§ **Exercise instructions**
Reproduce each line from the records that holds "icons".

[Stored items from a collection]
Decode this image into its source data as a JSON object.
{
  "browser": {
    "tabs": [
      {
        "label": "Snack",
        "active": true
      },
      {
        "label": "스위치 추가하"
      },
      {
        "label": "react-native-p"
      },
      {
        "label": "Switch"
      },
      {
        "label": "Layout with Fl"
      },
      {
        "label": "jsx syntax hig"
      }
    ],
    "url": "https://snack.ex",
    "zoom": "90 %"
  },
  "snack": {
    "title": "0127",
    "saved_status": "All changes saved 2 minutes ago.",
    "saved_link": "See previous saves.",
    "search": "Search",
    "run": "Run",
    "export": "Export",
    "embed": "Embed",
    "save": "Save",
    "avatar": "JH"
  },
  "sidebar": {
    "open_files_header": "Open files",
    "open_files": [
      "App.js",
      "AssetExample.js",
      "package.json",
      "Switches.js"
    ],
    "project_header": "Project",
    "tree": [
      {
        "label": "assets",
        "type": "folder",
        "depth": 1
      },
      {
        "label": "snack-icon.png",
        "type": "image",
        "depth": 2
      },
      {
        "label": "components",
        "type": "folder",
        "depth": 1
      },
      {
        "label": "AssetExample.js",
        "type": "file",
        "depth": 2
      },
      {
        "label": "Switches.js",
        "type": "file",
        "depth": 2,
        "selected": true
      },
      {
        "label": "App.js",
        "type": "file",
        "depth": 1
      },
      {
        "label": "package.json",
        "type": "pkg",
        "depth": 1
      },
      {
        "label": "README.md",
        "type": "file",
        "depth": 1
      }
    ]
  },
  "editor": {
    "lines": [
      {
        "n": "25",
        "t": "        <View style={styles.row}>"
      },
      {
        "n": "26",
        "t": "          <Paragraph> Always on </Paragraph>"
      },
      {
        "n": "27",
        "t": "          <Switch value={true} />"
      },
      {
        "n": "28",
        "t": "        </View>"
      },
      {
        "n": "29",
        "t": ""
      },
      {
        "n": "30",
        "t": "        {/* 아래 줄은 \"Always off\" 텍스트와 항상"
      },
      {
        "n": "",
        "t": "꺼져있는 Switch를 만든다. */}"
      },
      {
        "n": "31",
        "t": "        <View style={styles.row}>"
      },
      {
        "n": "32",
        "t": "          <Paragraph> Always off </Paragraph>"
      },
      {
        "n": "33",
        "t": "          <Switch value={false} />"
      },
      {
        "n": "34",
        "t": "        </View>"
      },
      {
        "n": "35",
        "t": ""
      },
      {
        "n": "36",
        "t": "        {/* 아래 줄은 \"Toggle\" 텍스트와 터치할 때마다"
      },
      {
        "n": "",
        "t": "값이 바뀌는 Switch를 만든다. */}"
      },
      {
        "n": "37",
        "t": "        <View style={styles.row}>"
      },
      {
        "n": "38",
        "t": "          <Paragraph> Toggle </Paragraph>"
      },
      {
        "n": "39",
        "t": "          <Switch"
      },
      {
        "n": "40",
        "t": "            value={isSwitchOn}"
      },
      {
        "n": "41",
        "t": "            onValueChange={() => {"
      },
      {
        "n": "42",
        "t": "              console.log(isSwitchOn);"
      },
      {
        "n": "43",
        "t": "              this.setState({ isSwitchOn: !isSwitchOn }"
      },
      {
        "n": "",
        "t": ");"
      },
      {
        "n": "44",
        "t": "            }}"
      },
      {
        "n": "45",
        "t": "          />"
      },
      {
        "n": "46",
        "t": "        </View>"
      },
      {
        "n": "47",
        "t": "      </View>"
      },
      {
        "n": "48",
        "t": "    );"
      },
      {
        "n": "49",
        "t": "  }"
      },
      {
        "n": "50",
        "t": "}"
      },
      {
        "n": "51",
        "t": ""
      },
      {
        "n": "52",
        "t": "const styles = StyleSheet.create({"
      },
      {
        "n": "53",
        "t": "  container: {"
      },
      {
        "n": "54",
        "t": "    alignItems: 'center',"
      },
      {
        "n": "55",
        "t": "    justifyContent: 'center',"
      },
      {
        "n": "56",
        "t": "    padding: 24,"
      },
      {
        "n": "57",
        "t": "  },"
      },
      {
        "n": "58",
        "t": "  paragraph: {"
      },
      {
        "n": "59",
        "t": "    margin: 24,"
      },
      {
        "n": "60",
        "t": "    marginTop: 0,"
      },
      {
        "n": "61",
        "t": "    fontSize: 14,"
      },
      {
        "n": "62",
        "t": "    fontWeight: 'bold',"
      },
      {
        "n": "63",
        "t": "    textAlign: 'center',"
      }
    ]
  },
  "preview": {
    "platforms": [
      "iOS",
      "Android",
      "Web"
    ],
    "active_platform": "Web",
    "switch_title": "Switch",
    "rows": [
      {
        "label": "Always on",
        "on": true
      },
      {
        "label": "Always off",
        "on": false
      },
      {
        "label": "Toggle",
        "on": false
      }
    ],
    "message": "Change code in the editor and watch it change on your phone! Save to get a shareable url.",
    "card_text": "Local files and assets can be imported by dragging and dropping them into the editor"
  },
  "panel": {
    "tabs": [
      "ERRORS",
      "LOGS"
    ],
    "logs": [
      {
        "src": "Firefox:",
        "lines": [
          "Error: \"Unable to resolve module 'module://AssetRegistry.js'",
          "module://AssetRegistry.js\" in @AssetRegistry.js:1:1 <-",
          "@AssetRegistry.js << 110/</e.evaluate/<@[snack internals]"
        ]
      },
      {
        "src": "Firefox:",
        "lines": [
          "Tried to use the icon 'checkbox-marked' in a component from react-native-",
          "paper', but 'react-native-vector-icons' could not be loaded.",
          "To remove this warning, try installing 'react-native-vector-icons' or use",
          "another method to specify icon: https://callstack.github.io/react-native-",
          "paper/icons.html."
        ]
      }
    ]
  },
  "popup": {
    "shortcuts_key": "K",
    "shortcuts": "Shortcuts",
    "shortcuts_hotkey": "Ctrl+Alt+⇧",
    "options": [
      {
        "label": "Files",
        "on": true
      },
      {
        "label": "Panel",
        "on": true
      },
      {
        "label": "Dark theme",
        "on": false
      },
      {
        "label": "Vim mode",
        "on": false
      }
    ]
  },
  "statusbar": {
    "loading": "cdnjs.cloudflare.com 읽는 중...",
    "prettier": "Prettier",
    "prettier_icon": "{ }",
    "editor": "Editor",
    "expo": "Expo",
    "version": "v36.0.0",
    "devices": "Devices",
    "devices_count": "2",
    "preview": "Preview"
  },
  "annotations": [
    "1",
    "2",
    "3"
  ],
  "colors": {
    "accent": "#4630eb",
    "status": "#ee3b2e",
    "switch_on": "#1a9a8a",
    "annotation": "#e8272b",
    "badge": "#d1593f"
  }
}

§ **Final answer**
          "paper', but 'react-native-vector-icons' could not be loaded.",
          "To remove this warning, try installing 'react-native-vector-icons' or use",
          "paper/icons.html."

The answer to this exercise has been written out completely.